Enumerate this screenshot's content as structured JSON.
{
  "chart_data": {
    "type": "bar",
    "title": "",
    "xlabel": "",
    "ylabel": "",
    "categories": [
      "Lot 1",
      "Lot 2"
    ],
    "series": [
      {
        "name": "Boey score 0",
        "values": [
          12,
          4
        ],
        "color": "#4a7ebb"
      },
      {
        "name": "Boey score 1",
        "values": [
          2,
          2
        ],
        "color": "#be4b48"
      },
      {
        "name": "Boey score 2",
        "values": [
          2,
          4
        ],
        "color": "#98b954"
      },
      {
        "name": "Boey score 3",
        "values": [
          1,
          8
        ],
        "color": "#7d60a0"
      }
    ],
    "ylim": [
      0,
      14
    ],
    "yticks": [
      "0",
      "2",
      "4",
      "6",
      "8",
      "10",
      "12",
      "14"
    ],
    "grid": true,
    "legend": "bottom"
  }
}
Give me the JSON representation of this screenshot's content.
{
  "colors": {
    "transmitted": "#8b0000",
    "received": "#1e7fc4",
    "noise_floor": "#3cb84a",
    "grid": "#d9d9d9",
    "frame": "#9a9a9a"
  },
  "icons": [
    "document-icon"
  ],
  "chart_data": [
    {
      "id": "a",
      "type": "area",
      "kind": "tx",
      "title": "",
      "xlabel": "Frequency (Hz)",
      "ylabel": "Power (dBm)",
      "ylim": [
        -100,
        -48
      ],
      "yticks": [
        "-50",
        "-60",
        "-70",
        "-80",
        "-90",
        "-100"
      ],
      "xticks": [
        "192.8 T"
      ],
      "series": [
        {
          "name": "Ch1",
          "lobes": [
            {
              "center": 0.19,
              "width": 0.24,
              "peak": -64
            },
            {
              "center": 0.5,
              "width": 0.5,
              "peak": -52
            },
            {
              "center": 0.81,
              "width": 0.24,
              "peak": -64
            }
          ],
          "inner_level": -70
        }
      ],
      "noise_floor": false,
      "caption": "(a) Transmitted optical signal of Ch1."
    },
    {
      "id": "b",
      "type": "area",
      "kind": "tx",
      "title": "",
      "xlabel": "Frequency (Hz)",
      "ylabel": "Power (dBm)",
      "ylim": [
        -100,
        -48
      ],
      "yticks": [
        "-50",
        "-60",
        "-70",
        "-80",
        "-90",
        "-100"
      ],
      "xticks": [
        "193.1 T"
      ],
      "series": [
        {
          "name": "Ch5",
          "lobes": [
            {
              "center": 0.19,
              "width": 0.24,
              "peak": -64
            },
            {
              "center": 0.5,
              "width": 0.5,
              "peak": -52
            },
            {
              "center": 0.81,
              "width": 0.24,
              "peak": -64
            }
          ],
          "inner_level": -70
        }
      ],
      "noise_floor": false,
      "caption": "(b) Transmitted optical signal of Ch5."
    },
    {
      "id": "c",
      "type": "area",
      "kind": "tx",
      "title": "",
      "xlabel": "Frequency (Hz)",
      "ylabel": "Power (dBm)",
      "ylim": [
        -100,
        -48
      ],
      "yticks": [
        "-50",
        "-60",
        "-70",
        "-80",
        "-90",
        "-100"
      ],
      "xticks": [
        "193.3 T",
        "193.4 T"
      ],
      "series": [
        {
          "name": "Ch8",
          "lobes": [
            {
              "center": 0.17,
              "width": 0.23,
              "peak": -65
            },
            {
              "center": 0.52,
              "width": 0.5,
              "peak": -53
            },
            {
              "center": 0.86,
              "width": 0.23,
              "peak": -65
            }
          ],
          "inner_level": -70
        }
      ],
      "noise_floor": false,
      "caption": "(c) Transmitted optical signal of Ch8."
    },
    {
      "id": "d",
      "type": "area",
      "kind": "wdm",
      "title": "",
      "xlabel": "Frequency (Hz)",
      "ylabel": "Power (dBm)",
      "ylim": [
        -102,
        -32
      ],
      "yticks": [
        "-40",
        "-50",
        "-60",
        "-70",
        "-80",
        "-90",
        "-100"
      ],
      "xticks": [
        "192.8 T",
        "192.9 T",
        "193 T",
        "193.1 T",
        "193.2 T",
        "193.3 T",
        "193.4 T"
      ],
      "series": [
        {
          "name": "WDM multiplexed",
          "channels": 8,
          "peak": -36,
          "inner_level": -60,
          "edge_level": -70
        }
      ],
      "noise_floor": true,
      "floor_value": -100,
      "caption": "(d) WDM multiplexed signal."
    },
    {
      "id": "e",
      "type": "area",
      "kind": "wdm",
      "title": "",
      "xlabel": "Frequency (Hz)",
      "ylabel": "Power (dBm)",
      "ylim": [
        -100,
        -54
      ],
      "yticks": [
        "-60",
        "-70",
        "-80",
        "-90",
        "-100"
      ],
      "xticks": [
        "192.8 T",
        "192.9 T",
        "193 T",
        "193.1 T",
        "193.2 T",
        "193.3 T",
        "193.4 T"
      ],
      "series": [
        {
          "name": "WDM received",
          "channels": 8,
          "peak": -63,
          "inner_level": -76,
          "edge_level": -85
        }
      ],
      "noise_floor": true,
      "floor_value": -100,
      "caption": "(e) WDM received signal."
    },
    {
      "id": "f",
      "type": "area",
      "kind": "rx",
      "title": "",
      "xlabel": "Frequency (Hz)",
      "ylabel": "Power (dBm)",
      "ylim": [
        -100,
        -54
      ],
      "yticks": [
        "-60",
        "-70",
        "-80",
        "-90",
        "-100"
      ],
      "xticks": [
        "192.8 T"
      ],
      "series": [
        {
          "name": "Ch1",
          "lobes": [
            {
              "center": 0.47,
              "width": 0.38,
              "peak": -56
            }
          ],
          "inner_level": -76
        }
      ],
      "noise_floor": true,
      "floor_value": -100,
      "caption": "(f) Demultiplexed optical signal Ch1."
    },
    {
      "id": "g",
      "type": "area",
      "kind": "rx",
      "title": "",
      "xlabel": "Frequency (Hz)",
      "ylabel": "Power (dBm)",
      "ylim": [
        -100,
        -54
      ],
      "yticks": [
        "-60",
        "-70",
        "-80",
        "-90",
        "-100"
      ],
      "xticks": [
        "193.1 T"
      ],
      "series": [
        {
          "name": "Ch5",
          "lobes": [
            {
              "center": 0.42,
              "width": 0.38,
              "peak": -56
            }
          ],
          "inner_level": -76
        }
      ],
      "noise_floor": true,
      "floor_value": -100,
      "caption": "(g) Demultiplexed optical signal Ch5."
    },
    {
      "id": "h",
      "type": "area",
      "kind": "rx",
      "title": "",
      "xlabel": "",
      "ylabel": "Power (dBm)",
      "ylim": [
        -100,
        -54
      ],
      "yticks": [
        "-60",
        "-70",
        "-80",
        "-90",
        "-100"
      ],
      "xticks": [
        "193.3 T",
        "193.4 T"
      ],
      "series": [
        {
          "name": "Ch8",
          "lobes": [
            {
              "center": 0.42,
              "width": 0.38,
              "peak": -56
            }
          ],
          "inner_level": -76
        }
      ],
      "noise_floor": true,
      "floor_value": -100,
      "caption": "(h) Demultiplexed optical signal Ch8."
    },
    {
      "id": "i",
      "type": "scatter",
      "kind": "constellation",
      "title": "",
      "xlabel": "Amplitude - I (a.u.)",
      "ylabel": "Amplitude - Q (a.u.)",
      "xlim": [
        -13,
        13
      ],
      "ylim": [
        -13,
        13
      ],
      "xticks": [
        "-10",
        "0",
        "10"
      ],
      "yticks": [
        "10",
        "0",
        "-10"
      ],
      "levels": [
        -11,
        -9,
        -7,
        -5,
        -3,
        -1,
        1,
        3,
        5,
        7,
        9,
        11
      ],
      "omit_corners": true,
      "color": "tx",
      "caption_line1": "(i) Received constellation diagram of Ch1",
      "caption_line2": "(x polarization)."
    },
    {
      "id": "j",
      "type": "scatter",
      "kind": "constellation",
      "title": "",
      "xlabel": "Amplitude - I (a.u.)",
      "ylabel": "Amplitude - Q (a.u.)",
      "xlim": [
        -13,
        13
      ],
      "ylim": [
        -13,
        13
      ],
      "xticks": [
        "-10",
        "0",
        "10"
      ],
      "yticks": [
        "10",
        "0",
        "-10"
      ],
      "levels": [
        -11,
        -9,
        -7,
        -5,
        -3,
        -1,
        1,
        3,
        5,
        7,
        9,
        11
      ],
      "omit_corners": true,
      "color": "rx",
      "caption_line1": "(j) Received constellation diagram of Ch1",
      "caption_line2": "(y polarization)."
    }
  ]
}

----------------------------------------

Task directions: Copy out every line in the listing where the word "score" appears.

Expected answer:
        "name": "Boey score 0",
        "name": "Boey score 1",
        "name": "Boey score 2",
        "name": "Boey score 3",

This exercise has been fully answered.